--- BEGIN DATASET ENTRIES ---

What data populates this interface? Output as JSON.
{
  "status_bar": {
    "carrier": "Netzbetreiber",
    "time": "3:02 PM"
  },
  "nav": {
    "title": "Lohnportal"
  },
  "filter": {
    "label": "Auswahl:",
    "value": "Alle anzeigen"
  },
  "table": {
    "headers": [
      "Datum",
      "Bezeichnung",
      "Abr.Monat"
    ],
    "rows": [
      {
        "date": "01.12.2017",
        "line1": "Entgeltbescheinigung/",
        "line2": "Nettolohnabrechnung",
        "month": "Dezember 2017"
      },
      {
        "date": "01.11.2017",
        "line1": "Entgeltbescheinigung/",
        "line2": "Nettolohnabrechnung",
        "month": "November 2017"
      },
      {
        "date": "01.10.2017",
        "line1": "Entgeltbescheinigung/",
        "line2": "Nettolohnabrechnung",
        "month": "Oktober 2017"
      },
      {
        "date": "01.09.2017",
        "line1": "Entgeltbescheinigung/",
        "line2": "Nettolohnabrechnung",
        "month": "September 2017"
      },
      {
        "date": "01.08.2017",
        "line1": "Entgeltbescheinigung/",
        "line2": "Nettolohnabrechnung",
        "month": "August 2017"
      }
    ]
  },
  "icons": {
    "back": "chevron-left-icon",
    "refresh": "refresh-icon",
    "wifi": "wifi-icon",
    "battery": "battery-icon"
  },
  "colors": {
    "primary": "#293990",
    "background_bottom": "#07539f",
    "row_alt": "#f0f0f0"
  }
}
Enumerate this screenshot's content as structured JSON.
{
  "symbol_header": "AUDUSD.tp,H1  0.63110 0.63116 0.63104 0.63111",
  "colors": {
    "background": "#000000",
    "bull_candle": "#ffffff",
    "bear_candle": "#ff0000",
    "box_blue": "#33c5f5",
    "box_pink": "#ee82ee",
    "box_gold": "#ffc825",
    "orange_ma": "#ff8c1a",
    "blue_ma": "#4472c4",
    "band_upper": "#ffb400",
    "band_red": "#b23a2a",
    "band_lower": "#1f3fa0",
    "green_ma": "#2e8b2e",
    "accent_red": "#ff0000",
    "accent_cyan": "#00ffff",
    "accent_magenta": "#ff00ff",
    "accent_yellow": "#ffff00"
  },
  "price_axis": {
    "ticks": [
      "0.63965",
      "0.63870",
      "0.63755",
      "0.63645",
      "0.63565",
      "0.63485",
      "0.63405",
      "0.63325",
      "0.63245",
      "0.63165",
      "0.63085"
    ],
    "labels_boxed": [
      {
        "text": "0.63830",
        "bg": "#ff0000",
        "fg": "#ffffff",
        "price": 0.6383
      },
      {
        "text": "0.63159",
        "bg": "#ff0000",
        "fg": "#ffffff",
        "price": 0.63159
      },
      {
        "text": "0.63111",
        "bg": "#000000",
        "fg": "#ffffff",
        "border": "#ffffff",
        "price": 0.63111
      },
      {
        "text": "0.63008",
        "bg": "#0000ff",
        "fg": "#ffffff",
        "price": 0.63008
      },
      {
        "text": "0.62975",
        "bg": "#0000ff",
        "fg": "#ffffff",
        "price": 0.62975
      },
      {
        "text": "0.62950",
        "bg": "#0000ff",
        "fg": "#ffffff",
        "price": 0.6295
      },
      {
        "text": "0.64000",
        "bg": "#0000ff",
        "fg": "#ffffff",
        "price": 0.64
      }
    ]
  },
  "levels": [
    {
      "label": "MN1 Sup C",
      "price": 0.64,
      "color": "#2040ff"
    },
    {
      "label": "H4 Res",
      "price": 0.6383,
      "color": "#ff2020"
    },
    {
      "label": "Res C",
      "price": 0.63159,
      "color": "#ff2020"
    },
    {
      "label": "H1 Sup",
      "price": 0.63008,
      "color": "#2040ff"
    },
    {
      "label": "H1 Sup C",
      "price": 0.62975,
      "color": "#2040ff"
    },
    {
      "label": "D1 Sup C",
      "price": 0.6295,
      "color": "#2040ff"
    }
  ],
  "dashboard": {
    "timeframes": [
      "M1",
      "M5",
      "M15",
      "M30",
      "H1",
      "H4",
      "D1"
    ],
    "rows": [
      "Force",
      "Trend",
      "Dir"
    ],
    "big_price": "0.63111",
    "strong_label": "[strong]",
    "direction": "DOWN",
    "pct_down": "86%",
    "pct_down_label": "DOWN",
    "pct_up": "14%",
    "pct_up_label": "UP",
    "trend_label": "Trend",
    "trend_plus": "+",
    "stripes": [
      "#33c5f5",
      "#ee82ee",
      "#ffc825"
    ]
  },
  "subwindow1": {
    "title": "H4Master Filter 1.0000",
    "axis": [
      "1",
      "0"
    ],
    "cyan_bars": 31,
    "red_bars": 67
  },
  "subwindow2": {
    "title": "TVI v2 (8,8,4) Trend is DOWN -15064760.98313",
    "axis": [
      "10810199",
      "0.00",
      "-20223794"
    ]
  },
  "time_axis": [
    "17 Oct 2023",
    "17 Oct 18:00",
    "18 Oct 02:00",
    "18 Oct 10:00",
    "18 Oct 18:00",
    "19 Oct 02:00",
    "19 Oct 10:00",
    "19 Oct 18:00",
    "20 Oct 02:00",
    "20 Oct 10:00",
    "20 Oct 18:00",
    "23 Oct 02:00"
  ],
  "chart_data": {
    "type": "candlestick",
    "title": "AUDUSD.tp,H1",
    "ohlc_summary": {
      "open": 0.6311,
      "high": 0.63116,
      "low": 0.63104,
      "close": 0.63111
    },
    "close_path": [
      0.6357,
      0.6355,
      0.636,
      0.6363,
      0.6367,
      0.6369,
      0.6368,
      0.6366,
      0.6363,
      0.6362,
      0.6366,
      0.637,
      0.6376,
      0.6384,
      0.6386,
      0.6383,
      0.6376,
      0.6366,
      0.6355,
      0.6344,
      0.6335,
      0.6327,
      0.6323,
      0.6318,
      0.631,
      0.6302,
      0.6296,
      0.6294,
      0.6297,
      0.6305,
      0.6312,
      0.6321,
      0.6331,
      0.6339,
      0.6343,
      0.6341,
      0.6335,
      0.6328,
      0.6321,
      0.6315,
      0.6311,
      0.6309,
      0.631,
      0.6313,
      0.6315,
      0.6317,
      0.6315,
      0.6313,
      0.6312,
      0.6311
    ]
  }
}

--- END DATASET ENTRIES ---

:: STATED PROBLEM ::
Find each line holding "date". Copy it out.

:: COMPLETE OUTPUT ::
        "date": "01.12.2017",
        "date": "01.11.2017",
        "date": "01.10.2017",
        "date": "01.09.2017",
        "date": "01.08.2017",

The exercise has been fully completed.